- [WRITTEN REQUEST]: Write each line out exactly, leaving none out.

■ ■ ■ ■

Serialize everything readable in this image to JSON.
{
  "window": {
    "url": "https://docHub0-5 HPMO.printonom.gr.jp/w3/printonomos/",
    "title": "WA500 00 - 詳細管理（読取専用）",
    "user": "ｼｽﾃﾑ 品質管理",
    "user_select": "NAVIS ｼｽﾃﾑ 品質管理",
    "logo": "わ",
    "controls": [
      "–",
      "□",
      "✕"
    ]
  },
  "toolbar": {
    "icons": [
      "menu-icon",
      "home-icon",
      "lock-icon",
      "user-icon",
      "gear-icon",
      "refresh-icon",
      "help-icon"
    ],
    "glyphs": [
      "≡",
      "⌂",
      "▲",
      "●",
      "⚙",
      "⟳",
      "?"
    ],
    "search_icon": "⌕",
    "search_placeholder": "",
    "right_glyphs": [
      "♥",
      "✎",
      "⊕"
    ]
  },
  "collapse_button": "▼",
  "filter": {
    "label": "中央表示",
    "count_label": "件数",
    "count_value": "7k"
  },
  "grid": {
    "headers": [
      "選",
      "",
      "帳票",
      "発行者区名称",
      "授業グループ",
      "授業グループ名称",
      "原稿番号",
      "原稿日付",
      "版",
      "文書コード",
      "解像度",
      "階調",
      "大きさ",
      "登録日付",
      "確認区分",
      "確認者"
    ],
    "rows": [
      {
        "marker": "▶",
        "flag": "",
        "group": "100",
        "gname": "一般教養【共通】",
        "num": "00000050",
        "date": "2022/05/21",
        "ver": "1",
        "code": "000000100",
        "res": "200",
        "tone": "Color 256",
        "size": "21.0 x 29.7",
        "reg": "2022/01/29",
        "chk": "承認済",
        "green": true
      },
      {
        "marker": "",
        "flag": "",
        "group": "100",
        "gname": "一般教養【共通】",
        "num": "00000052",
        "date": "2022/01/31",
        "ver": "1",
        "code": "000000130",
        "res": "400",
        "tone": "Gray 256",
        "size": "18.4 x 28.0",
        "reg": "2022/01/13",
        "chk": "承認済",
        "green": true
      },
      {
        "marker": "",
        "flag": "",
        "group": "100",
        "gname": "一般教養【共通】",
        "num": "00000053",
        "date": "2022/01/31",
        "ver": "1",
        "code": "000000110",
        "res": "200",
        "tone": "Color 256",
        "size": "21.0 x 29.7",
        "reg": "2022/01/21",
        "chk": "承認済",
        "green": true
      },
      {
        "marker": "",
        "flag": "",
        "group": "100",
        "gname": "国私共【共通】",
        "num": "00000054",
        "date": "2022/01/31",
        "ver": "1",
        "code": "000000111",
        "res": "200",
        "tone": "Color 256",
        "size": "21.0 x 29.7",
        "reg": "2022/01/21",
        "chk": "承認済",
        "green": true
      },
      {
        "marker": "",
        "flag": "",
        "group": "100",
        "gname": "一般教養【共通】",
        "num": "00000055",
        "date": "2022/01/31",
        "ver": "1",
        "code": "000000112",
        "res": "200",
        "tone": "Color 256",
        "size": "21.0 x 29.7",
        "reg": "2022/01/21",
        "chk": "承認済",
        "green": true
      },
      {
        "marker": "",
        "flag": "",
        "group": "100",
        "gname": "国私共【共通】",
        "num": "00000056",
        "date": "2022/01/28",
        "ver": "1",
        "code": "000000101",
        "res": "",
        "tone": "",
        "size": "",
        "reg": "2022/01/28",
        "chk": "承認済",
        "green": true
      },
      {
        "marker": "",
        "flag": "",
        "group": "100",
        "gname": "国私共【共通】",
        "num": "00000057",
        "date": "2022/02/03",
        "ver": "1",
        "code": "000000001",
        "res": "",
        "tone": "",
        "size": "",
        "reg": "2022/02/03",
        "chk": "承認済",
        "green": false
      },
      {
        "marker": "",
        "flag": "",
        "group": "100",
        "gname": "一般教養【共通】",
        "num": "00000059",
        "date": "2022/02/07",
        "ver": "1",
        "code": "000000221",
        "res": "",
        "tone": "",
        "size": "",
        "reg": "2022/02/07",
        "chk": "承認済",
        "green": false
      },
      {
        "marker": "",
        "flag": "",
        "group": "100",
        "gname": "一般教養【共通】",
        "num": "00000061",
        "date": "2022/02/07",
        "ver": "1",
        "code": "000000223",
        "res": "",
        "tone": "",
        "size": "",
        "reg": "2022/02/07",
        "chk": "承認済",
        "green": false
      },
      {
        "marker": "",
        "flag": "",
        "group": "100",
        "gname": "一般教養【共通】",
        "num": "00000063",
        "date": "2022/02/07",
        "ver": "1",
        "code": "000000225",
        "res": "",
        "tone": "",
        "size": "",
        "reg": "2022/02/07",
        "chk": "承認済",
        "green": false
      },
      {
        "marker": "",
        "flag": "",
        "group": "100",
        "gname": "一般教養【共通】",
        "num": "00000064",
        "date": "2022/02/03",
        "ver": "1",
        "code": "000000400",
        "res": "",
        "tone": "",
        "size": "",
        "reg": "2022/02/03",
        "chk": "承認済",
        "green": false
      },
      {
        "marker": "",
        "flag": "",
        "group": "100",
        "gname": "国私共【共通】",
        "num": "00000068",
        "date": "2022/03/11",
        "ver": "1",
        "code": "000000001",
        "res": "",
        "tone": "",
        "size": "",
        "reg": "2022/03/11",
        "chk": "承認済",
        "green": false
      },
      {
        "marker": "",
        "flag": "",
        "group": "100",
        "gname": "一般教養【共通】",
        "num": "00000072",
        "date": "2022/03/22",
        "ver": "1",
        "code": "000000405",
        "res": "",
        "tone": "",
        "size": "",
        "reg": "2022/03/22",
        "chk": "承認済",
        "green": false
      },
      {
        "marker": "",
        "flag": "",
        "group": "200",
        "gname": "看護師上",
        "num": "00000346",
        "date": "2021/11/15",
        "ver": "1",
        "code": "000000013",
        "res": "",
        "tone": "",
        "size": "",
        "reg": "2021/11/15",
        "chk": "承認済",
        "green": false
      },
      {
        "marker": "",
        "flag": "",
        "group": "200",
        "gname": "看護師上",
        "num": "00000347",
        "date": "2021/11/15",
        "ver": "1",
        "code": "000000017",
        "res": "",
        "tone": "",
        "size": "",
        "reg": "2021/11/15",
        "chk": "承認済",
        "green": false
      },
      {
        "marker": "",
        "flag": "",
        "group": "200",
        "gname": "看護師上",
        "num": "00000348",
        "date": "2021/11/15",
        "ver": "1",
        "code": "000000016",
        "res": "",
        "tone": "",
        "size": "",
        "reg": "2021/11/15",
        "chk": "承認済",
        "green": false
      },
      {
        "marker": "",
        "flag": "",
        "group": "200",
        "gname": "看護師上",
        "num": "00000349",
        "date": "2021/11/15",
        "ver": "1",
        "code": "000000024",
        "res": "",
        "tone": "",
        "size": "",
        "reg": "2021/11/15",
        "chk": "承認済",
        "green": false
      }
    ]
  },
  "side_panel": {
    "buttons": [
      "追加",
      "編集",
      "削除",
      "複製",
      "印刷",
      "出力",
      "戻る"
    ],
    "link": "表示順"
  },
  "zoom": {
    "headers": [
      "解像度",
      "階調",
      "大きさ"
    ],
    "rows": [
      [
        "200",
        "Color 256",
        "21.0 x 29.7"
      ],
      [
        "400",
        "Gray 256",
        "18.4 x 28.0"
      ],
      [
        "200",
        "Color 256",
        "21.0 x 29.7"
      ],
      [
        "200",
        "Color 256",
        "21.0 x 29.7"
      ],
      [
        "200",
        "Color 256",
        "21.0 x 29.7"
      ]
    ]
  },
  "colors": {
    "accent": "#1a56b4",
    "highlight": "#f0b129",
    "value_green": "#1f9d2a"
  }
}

■ ■ ■ ■

- [ANSWER IN FULL]:
Serialize everything readable in this image to JSON.
{
  "window": {
    "url": "https://docHub0-5 HPMO.printonom.gr.jp/w3/printonomos/",
    "title": "WA500 00 - 詳細管理（読取専用）",
    "user": "ｼｽﾃﾑ 品質管理",
    "user_select": "NAVIS ｼｽﾃﾑ 品質管理",
    "logo": "わ",
    "controls": [
      "–",
      "□",
      "✕"
    ]
  },
  "toolbar": {
    "icons": [
      "menu-icon",
      "home-icon",
      "lock-icon",
      "user-icon",
      "gear-icon",
      "refresh-icon",
      "help-icon"
    ],
    "glyphs": [
      "≡",
      "⌂",
      "▲",
      "●",
      "⚙",
      "⟳",
      "?"
    ],
    "search_icon": "⌕",
    "search_placeholder": "",
    "right_glyphs": [
      "♥",
      "✎",
      "⊕"
    ]
  },
  "collapse_button": "▼",
  "filter": {
    "label": "中央表示",
    "count_label": "件数",
    "count_value": "7k"
  },
  "grid": {
    "headers": [
      "選",
      "",
      "帳票",
      "発行者区名称",
      "授業グループ",
      "授業グループ名称",
      "原稿番号",
      "原稿日付",
      "版",
      "文書コード",
      "解像度",
      "階調",
      "大きさ",
      "登録日付",
      "確認区分",
      "確認者"
    ],
    "rows": [
      {
        "marker": "▶",
        "flag": "",
        "group": "100",
        "gname": "一般教養【共通】",
        "num": "00000050",
        "date": "2022/05/21",
        "ver": "1",
        "code": "000000100",
        "res": "200",
        "tone": "Color 256",
        "size": "21.0 x 29.7",
        "reg": "2022/01/29",
        "chk": "承認済",
        "green": true
      },
      {
        "marker": "",
        "flag": "",
        "group": "100",
        "gname": "一般教養【共通】",
        "num": "00000052",
        "date": "2022/01/31",
        "ver": "1",
        "code": "000000130",
        "res": "400",
        "tone": "Gray 256",
        "size": "18.4 x 28.0",
        "reg": "2022/01/13",
        "chk": "承認済",
        "green": true
      },
      {
        "marker": "",
        "flag": "",
        "group": "100",
        "gname": "一般教養【共通】",
        "num": "00000053",
        "date": "2022/01/31",
        "ver": "1",
        "code": "000000110",
        "res": "200",
        "tone": "Color 256",
        "size": "21.0 x 29.7",
        "reg": "2022/01/21",
        "chk": "承認済",
        "green": true
      },
      {
        "marker": "",
        "flag": "",
        "group": "100",
        "gname": "国私共【共通】",
        "num": "00000054",
        "date": "2022/01/31",
        "ver": "1",
        "code": "000000111",
        "res": "200",
        "tone": "Color 256",
        "size": "21.0 x 29.7",
        "reg": "2022/01/21",
        "chk": "承認済",
        "green": true
      },
      {
        "marker": "",
        "flag": "",
        "group": "100",
        "gname": "一般教養【共通】",
        "num": "00000055",
        "date": "2022/01/31",
        "ver": "1",
        "code": "000000112",
        "res": "200",
        "tone": "Color 256",
        "size": "21.0 x 29.7",
        "reg": "2022/01/21",
        "chk": "承認済",
        "green": true
      },
      {
        "marker": "",
        "flag": "",
        "group": "100",
        "gname": "国私共【共通】",
        "num": "00000056",
        "date": "2022/01/28",
        "ver": "1",
        "code": "000000101",
        "res": "",
        "tone": "",
        "size": "",
        "reg": "2022/01/28",
        "chk": "承認済",
        "green": true
      },
      {
        "marker": "",
        "flag": "",
        "group": "100",
        "gname": "国私共【共通】",
        "num": "00000057",
        "date": "2022/02/03",
        "ver": "1",
        "code": "000000001",
        "res": "",
        "tone": "",
        "size": "",
        "reg": "2022/02/03",
        "chk": "承認済",
        "green": false
      },
      {
        "marker": "",
        "flag": "",
        "group": "100",
        "gname": "一般教養【共通】",
        "num": "00000059",
        "date": "2022/02/07",
        "ver": "1",
        "code": "000000221",
        "res": "",
        "tone": "",
        "size": "",
        "reg": "2022/02/07",
        "chk": "承認済",
        "green": false
      },
      {
        "marker": "",
        "flag": "",
        "group": "100",
        "gname": "一般教養【共通】",
        "num": "00000061",
        "date": "2022/02/07",
        "ver": "1",
        "code": "000000223",
        "res": "",
        "tone": "",
        "size": "",
        "reg": "2022/02/07",
        "chk": "承認済",
        "green": false
      },
      {
        "marker": "",
        "flag": "",
        "group": "100",
        "gname": "一般教養【共通】",
        "num": "00000063",
        "date": "2022/02/07",
        "ver": "1",
        "code": "000000225",
        "res": "",
        "tone": "",
        "size": "",
        "reg": "2022/02/07",
        "chk": "承認済",
        "green": false
      },
      {
        "marker": "",
        "flag": "",
        "group": "100",
        "gname": "一般教養【共通】",
        "num": "00000064",
        "date": "2022/02/03",
        "ver": "1",
        "code": "000000400",
        "res": "",
        "tone": "",
        "size": "",
        "reg": "2022/02/03",
        "chk": "承認済",
        "green": false
      },
      {
        "marker": "",
        "flag": "",
        "group": "100",
        "gname": "国私共【共通】",
        "num": "00000068",
        "date": "2022/03/11",
        "ver": "1",
        "code": "000000001",
        "res": "",
        "tone": "",
        "size": "",
        "reg": "2022/03/11",
        "chk": "承認済",
        "green": false
      },
      {
        "marker": "",
        "flag": "",
        "group": "100",
        "gname": "一般教養【共通】",
        "num": "00000072",
        "date": "2022/03/22",
        "ver": "1",
        "code": "000000405",
        "res": "",
        "tone": "",
        "size": "",
        "reg": "2022/03/22",
        "chk": "承認済",
        "green": false
      },
      {
        "marker": "",
        "flag": "",
        "group": "200",
        "gname": "看護師上",
        "num": "00000346",
        "date": "2021/11/15",
        "ver": "1",
        "code": "000000013",
        "res": "",
        "tone": "",
        "size": "",
        "reg": "2021/11/15",
        "chk": "承認済",
        "green": false
      },
      {
        "marker": "",
        "flag": "",
        "group": "200",
        "gname": "看護師上",
        "num": "00000347",
        "date": "2021/11/15",
        "ver": "1",
        "code": "000000017",
        "res": "",
        "tone": "",
        "size": "",
        "reg": "2021/11/15",
        "chk": "承認済",
        "green": false
      },
      {
        "marker": "",
        "flag": "",
        "group": "200",
        "gname": "看護師上",
        "num": "00000348",
        "date": "2021/11/15",
        "ver": "1",
        "code": "000000016",
        "res": "",
        "tone": "",
        "size": "",
        "reg": "2021/11/15",
        "chk": "承認済",
        "green": false
      },
      {
        "marker": "",
        "flag": "",
        "group": "200",
        "gname": "看護師上",
        "num": "00000349",
        "date": "2021/11/15",
        "ver": "1",
        "code": "000000024",
        "res": "",
        "tone": "",
        "size": "",
        "reg": "2021/11/15",
        "chk": "承認済",
        "green": false
      }
    ]
  },
  "side_panel": {
    "buttons": [
      "追加",
      "編集",
      "削除",
      "複製",
      "印刷",
      "出力",
      "戻る"
    ],
    "link": "表示順"
  },
  "zoom": {
    "headers": [
      "解像度",
      "階調",
      "大きさ"
    ],
    "rows": [
      [
        "200",
        "Color 256",
        "21.0 x 29.7"
      ],
      [
        "400",
        "Gray 256",
        "18.4 x 28.0"
      ],
      [
        "200",
        "Color 256",
        "21.0 x 29.7"
      ],
      [
        "200",
        "Color 256",
        "21.0 x 29.7"
      ],
      [
        "200",
        "Color 256",
        "21.0 x 29.7"
      ]
    ]
  },
  "colors": {
    "accent": "#1a56b4",
    "highlight": "#f0b129",
    "value_green": "#1f9d2a"
  }
}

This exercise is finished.